— Task objective —
Restate the records below word for word.

— Record list —
# # # # # # #
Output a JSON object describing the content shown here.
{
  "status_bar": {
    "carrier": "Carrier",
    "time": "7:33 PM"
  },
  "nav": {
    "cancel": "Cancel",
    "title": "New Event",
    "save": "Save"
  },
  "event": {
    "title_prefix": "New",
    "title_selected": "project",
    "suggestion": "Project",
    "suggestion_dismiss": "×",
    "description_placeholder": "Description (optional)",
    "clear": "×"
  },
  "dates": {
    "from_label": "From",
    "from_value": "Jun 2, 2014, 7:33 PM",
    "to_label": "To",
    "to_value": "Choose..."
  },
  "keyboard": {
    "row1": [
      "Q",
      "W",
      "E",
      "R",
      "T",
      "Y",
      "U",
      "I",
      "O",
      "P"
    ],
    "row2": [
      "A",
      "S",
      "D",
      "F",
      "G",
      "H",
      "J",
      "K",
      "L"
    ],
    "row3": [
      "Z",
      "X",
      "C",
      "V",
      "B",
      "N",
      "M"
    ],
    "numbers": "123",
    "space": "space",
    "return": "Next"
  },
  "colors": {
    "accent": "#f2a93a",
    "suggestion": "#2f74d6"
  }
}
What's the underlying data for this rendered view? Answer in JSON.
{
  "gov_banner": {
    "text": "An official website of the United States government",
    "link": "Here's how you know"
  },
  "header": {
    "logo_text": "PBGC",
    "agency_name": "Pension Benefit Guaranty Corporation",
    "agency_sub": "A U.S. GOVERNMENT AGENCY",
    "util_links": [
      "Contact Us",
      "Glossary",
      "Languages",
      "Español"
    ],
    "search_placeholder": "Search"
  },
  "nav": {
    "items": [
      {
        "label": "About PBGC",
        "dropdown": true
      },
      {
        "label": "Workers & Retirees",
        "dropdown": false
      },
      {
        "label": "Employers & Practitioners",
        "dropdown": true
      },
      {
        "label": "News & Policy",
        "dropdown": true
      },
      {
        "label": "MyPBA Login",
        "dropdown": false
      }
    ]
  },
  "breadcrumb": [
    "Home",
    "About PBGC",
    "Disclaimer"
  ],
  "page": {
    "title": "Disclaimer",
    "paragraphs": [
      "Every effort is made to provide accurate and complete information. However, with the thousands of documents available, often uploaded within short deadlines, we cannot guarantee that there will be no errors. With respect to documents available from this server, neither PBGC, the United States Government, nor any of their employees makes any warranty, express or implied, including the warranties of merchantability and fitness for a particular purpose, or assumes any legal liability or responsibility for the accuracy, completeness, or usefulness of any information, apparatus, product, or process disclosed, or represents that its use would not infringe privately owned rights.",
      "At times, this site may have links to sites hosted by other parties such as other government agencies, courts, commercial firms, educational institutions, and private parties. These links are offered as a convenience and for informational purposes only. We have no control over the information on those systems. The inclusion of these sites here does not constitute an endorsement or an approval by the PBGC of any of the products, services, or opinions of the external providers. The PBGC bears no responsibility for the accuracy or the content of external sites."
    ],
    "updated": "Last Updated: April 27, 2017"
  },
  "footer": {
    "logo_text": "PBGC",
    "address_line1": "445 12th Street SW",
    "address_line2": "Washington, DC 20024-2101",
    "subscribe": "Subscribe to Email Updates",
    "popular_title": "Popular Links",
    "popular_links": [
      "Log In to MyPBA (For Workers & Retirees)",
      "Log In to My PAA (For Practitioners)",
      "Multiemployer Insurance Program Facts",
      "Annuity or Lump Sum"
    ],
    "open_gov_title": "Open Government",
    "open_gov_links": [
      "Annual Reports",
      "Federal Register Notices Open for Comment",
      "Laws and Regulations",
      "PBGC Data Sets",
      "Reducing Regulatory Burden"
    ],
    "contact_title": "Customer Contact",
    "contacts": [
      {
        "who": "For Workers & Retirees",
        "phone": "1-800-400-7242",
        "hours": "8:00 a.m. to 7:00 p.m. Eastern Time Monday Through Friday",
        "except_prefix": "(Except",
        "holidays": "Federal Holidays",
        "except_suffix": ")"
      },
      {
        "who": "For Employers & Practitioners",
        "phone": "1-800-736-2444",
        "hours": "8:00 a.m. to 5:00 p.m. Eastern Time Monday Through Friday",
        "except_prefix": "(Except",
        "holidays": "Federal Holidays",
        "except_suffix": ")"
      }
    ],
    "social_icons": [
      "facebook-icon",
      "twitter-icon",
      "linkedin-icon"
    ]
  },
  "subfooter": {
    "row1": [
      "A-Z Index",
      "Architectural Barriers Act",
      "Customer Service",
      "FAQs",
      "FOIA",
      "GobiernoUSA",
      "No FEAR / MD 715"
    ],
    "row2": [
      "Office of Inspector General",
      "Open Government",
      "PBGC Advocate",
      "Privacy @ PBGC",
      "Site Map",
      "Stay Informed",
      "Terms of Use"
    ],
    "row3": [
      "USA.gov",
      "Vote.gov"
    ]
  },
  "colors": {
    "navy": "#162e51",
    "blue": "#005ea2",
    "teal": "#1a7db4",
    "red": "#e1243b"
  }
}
# # # # # # #
— Response —
Output a JSON object describing the content shown here.
{
  "status_bar": {
    "carrier": "Carrier",
    "time": "7:33 PM"
  },
  "nav": {
    "cancel": "Cancel",
    "title": "New Event",
    "save": "Save"
  },
  "event": {
    "title_prefix": "New",
    "title_selected": "project",
    "suggestion": "Project",
    "suggestion_dismiss": "×",
    "description_placeholder": "Description (optional)",
    "clear": "×"
  },
  "dates": {
    "from_label": "From",
    "from_value": "Jun 2, 2014, 7:33 PM",
    "to_label": "To",
    "to_value": "Choose..."
  },
  "keyboard": {
    "row1": [
      "Q",
      "W",
      "E",
      "R",
      "T",
      "Y",
      "U",
      "I",
      "O",
      "P"
    ],
    "row2": [
      "A",
      "S",
      "D",
      "F",
      "G",
      "H",
      "J",
      "K",
      "L"
    ],
    "row3": [
      "Z",
      "X",
      "C",
      "V",
      "B",
      "N",
      "M"
    ],
    "numbers": "123",
    "space": "space",
    "return": "Next"
  },
  "colors": {
    "accent": "#f2a93a",
    "suggestion": "#2f74d6"
  }
}
What's the underlying data for this rendered view? Answer in JSON.
{
  "gov_banner": {
    "text": "An official website of the United States government",
    "link": "Here's how you know"
  },
  "header": {
    "logo_text": "PBGC",
    "agency_name": "Pension Benefit Guaranty Corporation",
    "agency_sub": "A U.S. GOVERNMENT AGENCY",
    "util_links": [
      "Contact Us",
      "Glossary",
      "Languages",
      "Español"
    ],
    "search_placeholder": "Search"
  },
  "nav": {
    "items": [
      {
        "label": "About PBGC",
        "dropdown": true
      },
      {
        "label": "Workers & Retirees",
        "dropdown": false
      },
      {
        "label": "Employers & Practitioners",
        "dropdown": true
      },
      {
        "label": "News & Policy",
        "dropdown": true
      },
      {
        "label": "MyPBA Login",
        "dropdown": false
      }
    ]
  },
  "breadcrumb": [
    "Home",
    "About PBGC",
    "Disclaimer"
  ],
  "page": {
    "title": "Disclaimer",
    "paragraphs": [
      "Every effort is made to provide accurate and complete information. However, with the thousands of documents available, often uploaded within short deadlines, we cannot guarantee that there will be no errors. With respect to documents available from this server, neither PBGC, the United States Government, nor any of their employees makes any warranty, express or implied, including the warranties of merchantability and fitness for a particular purpose, or assumes any legal liability or responsibility for the accuracy, completeness, or usefulness of any information, apparatus, product, or process disclosed, or represents that its use would not infringe privately owned rights.",
      "At times, this site may have links to sites hosted by other parties such as other government agencies, courts, commercial firms, educational institutions, and private parties. These links are offered as a convenience and for informational purposes only. We have no control over the information on those systems. The inclusion of these sites here does not constitute an endorsement or an approval by the PBGC of any of the products, services, or opinions of the external providers. The PBGC bears no responsibility for the accuracy or the content of external sites."
    ],
    "updated": "Last Updated: April 27, 2017"
  },
  "footer": {
    "logo_text": "PBGC",
    "address_line1": "445 12th Street SW",
    "address_line2": "Washington, DC 20024-2101",
    "subscribe": "Subscribe to Email Updates",
    "popular_title": "Popular Links",
    "popular_links": [
      "Log In to MyPBA (For Workers & Retirees)",
      "Log In to My PAA (For Practitioners)",
      "Multiemployer Insurance Program Facts",
      "Annuity or Lump Sum"
    ],
    "open_gov_title": "Open Government",
    "open_gov_links": [
      "Annual Reports",
      "Federal Register Notices Open for Comment",
      "Laws and Regulations",
      "PBGC Data Sets",
      "Reducing Regulatory Burden"
    ],
    "contact_title": "Customer Contact",
    "contacts": [
      {
        "who": "For Workers & Retirees",
        "phone": "1-800-400-7242",
        "hours": "8:00 a.m. to 7:00 p.m. Eastern Time Monday Through Friday",
        "except_prefix": "(Except",
        "holidays": "Federal Holidays",
        "except_suffix": ")"
      },
      {
        "who": "For Employers & Practitioners",
        "phone": "1-800-736-2444",
        "hours": "8:00 a.m. to 5:00 p.m. Eastern Time Monday Through Friday",
        "except_prefix": "(Except",
        "holidays": "Federal Holidays",
        "except_suffix": ")"
      }
    ],
    "social_icons": [
      "facebook-icon",
      "twitter-icon",
      "linkedin-icon"
    ]
  },
  "subfooter": {
    "row1": [
      "A-Z Index",
      "Architectural Barriers Act",
      "Customer Service",
      "FAQs",
      "FOIA",
      "GobiernoUSA",
      "No FEAR / MD 715"
    ],
    "row2": [
      "Office of Inspector General",
      "Open Government",
      "PBGC Advocate",
      "Privacy @ PBGC",
      "Site Map",
      "Stay Informed",
      "Terms of Use"
    ],
    "row3": [
      "USA.gov",
      "Vote.gov"
    ]
  },
  "colors": {
    "navy": "#162e51",
    "blue": "#005ea2",
    "teal": "#1a7db4",
    "red": "#e1243b"
  }
}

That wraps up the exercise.